AIM OF THE TASK:
Copy the listing line for line without any changes, starting at its first line and ending at the line that contains "Bar [48, 219, 56, 230]".

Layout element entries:

## Start

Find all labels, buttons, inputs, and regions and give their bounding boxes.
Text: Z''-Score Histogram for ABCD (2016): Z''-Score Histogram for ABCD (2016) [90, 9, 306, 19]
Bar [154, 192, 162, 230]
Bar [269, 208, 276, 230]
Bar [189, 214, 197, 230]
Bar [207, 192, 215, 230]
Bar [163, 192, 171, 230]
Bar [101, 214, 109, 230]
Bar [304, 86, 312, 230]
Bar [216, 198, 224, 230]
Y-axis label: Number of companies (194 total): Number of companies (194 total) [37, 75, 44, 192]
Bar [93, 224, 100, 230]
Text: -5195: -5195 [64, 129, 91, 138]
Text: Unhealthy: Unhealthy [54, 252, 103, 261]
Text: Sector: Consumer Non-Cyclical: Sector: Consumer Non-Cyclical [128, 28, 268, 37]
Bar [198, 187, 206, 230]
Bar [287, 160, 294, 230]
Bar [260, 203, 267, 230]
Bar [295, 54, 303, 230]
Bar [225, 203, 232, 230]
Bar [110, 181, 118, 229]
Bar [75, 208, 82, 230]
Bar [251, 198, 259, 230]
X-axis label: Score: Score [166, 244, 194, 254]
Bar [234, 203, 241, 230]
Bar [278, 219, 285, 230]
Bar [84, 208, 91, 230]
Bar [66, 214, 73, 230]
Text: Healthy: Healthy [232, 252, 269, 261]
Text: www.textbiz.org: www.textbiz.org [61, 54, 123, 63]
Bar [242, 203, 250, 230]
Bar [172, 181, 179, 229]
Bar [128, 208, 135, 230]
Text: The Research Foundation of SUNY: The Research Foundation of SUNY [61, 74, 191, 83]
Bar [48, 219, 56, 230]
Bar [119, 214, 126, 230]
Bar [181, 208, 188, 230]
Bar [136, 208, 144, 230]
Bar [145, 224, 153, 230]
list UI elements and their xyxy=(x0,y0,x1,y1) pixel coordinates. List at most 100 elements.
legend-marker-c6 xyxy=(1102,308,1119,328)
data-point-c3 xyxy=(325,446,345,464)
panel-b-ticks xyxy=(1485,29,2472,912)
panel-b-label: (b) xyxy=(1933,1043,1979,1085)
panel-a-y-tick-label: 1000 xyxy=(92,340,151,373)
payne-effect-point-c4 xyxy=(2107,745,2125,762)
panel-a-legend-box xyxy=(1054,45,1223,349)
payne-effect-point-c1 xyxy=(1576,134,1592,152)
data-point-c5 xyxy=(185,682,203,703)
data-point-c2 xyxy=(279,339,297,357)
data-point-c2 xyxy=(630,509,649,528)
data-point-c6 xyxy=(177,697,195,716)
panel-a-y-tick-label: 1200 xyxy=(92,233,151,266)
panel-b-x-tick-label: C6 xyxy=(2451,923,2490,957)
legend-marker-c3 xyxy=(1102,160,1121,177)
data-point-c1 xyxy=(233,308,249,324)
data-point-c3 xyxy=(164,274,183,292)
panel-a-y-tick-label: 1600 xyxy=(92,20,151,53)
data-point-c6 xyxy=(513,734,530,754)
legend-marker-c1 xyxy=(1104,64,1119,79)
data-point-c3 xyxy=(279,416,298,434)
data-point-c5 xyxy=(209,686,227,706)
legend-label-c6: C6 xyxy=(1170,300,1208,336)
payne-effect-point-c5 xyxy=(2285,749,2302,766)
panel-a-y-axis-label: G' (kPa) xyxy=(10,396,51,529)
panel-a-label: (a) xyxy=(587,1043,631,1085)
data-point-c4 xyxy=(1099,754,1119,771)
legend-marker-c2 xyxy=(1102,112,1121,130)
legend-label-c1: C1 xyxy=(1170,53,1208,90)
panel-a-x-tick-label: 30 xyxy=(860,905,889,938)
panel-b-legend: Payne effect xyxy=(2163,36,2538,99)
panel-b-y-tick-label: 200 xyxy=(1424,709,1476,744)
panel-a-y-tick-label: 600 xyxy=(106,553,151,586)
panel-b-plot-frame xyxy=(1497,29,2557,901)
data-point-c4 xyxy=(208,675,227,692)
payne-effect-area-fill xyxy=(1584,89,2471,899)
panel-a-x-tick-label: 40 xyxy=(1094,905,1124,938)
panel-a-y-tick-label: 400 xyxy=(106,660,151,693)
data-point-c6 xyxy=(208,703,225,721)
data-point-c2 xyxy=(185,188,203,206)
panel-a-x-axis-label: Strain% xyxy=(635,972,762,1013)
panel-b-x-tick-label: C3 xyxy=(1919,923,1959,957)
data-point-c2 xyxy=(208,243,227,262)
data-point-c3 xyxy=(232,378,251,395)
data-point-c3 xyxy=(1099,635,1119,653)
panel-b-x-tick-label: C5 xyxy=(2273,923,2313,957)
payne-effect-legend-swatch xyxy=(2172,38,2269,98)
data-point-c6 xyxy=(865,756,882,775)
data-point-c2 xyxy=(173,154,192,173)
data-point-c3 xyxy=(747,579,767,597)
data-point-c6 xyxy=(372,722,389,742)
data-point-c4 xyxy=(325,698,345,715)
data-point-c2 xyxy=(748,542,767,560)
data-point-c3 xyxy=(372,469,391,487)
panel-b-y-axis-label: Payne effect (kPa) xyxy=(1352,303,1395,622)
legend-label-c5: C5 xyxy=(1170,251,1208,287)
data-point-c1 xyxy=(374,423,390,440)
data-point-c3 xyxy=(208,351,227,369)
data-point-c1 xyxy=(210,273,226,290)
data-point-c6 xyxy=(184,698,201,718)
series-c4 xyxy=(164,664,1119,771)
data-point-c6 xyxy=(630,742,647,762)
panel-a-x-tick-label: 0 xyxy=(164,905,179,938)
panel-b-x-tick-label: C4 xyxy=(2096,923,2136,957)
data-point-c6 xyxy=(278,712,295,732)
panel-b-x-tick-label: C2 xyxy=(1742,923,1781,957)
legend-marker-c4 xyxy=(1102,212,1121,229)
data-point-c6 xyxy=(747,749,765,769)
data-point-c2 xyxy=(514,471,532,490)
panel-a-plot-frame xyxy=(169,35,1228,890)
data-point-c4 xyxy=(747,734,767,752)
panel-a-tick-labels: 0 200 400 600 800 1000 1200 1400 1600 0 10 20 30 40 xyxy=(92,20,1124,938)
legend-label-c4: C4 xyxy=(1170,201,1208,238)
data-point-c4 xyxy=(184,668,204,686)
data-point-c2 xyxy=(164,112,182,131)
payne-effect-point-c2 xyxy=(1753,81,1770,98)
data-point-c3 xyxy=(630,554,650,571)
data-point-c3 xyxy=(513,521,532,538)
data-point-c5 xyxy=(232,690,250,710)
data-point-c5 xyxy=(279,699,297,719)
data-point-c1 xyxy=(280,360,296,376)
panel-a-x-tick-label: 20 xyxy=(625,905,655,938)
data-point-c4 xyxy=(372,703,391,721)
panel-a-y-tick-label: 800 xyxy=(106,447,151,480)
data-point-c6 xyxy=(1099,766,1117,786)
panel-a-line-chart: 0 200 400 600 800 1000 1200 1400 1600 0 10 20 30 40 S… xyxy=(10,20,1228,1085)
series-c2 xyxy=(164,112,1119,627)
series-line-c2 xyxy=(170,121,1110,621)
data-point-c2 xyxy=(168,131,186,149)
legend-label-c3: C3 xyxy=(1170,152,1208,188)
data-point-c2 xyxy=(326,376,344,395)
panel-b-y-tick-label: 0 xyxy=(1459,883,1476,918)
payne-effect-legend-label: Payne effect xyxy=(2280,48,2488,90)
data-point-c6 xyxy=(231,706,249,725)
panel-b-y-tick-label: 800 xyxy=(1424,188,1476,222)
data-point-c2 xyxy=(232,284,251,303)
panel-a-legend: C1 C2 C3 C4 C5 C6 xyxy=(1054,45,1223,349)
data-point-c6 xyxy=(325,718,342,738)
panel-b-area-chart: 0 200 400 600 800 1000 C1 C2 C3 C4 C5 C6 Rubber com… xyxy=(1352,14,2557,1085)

## End

RESPONSE:
Find all labels, buttons, inputs, and regions and give their bounding boxes.
Text: Z''-Score Histogram for ABCD (2016): Z''-Score Histogram for ABCD (2016) [90, 9, 306, 19]
Bar [154, 192, 162, 230]
Bar [269, 208, 276, 230]
Bar [189, 214, 197, 230]
Bar [207, 192, 215, 230]
Bar [163, 192, 171, 230]
Bar [101, 214, 109, 230]
Bar [304, 86, 312, 230]
Bar [216, 198, 224, 230]
Y-axis label: Number of companies (194 total): Number of companies (194 total) [37, 75, 44, 192]
Bar [93, 224, 100, 230]
Text: -5195: -5195 [64, 129, 91, 138]
Text: Unhealthy: Unhealthy [54, 252, 103, 261]
Text: Sector: Consumer Non-Cyclical: Sector: Consumer Non-Cyclical [128, 28, 268, 37]
Bar [198, 187, 206, 230]
Bar [287, 160, 294, 230]
Bar [260, 203, 267, 230]
Bar [295, 54, 303, 230]
Bar [225, 203, 232, 230]
Bar [110, 181, 118, 229]
Bar [75, 208, 82, 230]
Bar [251, 198, 259, 230]
X-axis label: Score: Score [166, 244, 194, 254]
Bar [234, 203, 241, 230]
Bar [278, 219, 285, 230]
Bar [84, 208, 91, 230]
Bar [66, 214, 73, 230]
Text: Healthy: Healthy [232, 252, 269, 261]
Text: www.textbiz.org: www.textbiz.org [61, 54, 123, 63]
Bar [242, 203, 250, 230]
Bar [172, 181, 179, 229]
Bar [128, 208, 135, 230]
Text: The Research Foundation of SUNY: The Research Foundation of SUNY [61, 74, 191, 83]
Bar [48, 219, 56, 230]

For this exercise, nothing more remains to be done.